| What you have to do |
Reproduce the records below in full and word for word, excluding pictures.

| Excerpted data |
####################
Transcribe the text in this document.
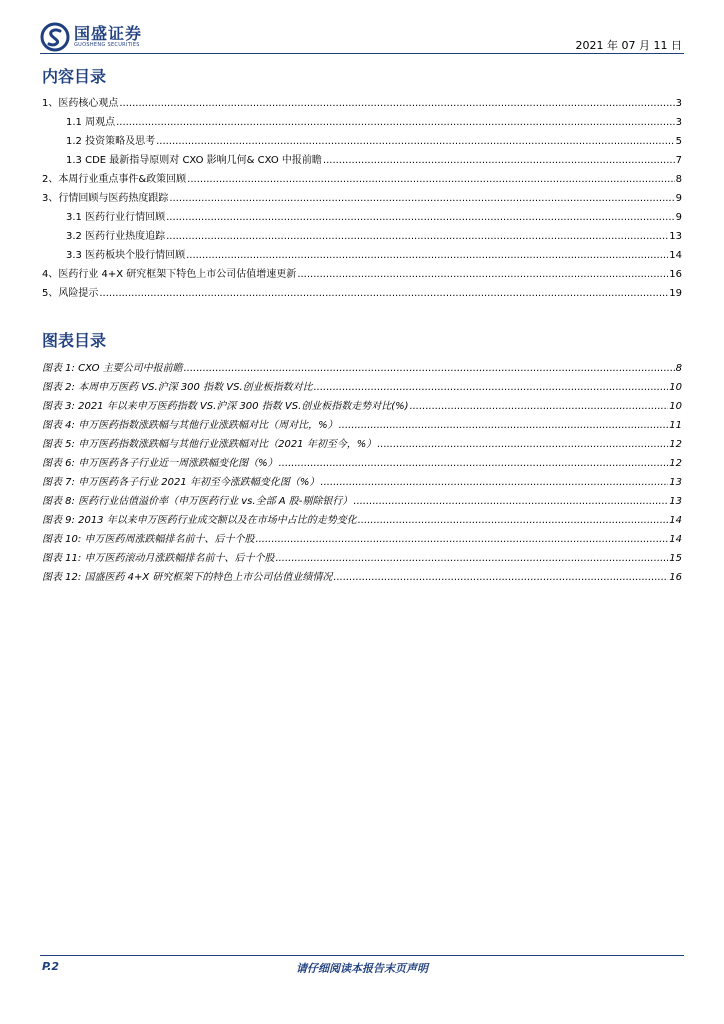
国盛证券
GUOSHENG SECURITIES	2021 年 07 月 11 日
内容目录
1、医药核心观点 .....	3
1.1 周观点 .....	3
1.2 投资策略及思考 .....	5
1.3 CDE 最新指导原则对 CXO 影响几何& CXO 中报前瞻 .....	7
2、本周行业重点事件&政策回顾 .....	8
3、行情回顾与医药热度跟踪 .....	9
3.1 医药行业行情回顾 .....	9
3.2 医药行业热度追踪 .....	13
3.3 医药板块个股行情回顾 .....	14
4、医药行业 4+X 研究框架下特色上市公司估值增速更新 .....	16
5、风险提示 .....	19
图表目录
图表 1: CXO 主要公司中报前瞻 .....	8
图表 2: 本周申万医药 VS.沪深 300 指数 VS.创业板指数对比 .....	10
图表 3: 2021 年以来申万医药指数 VS.沪深 300 指数 VS.创业板指数走势对比(%) .....	10
图表 4: 申万医药指数涨跌幅与其他行业涨跌幅对比（周对比，%） .....	11
图表 5: 申万医药指数涨跌幅与其他行业涨跌幅对比（2021 年初至今，%） .....	12
图表 6: 申万医药各子行业近一周涨跌幅变化图（%） .....	12
图表 7: 申万医药各子行业 2021 年初至今涨跌幅变化图（%） .....	13
图表 8: 医药行业估值溢价率（申万医药行业 vs.全部 A 股-剔除银行） .....	13
图表 9: 2013 年以来申万医药行业成交额以及在市场中占比的走势变化 .....	14
图表 10: 申万医药周涨跌幅排名前十、后十个股 .....	14
图表 11: 申万医药滚动月涨跌幅排名前十、后十个股 .....	15
图表 12: 国盛医药 4+X 研究框架下的特色上市公司估值业绩情况 .....	16
请仔细阅读本报告末页声明
P.2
####################
| Answer |
Transcribe the text in this document.
国盛证券
GUOSHENG SECURITIES	2021 年 07 月 11 日
内容目录
1、医药核心观点 .....	3
1.1 周观点 .....	3
1.2 投资策略及思考 .....	5
1.3 CDE 最新指导原则对 CXO 影响几何& CXO 中报前瞻 .....	7
2、本周行业重点事件&政策回顾 .....	8
3、行情回顾与医药热度跟踪 .....	9
3.1 医药行业行情回顾 .....	9
3.2 医药行业热度追踪 .....	13
3.3 医药板块个股行情回顾 .....	14
4、医药行业 4+X 研究框架下特色上市公司估值增速更新 .....	16
5、风险提示 .....	19
图表目录
图表 1: CXO 主要公司中报前瞻 .....	8
图表 2: 本周申万医药 VS.沪深 300 指数 VS.创业板指数对比 .....	10
图表 3: 2021 年以来申万医药指数 VS.沪深 300 指数 VS.创业板指数走势对比(%) .....	10
图表 4: 申万医药指数涨跌幅与其他行业涨跌幅对比（周对比，%） .....	11
图表 5: 申万医药指数涨跌幅与其他行业涨跌幅对比（2021 年初至今，%） .....	12
图表 6: 申万医药各子行业近一周涨跌幅变化图（%） .....	12
图表 7: 申万医药各子行业 2021 年初至今涨跌幅变化图（%） .....	13
图表 8: 医药行业估值溢价率（申万医药行业 vs.全部 A 股-剔除银行） .....	13
图表 9: 2013 年以来申万医药行业成交额以及在市场中占比的走势变化 .....	14
图表 10: 申万医药周涨跌幅排名前十、后十个股 .....	14
图表 11: 申万医药滚动月涨跌幅排名前十、后十个股 .....	15
图表 12: 国盛医药 4+X 研究框架下的特色上市公司估值业绩情况 .....	16
请仔细阅读本报告末页声明
P.2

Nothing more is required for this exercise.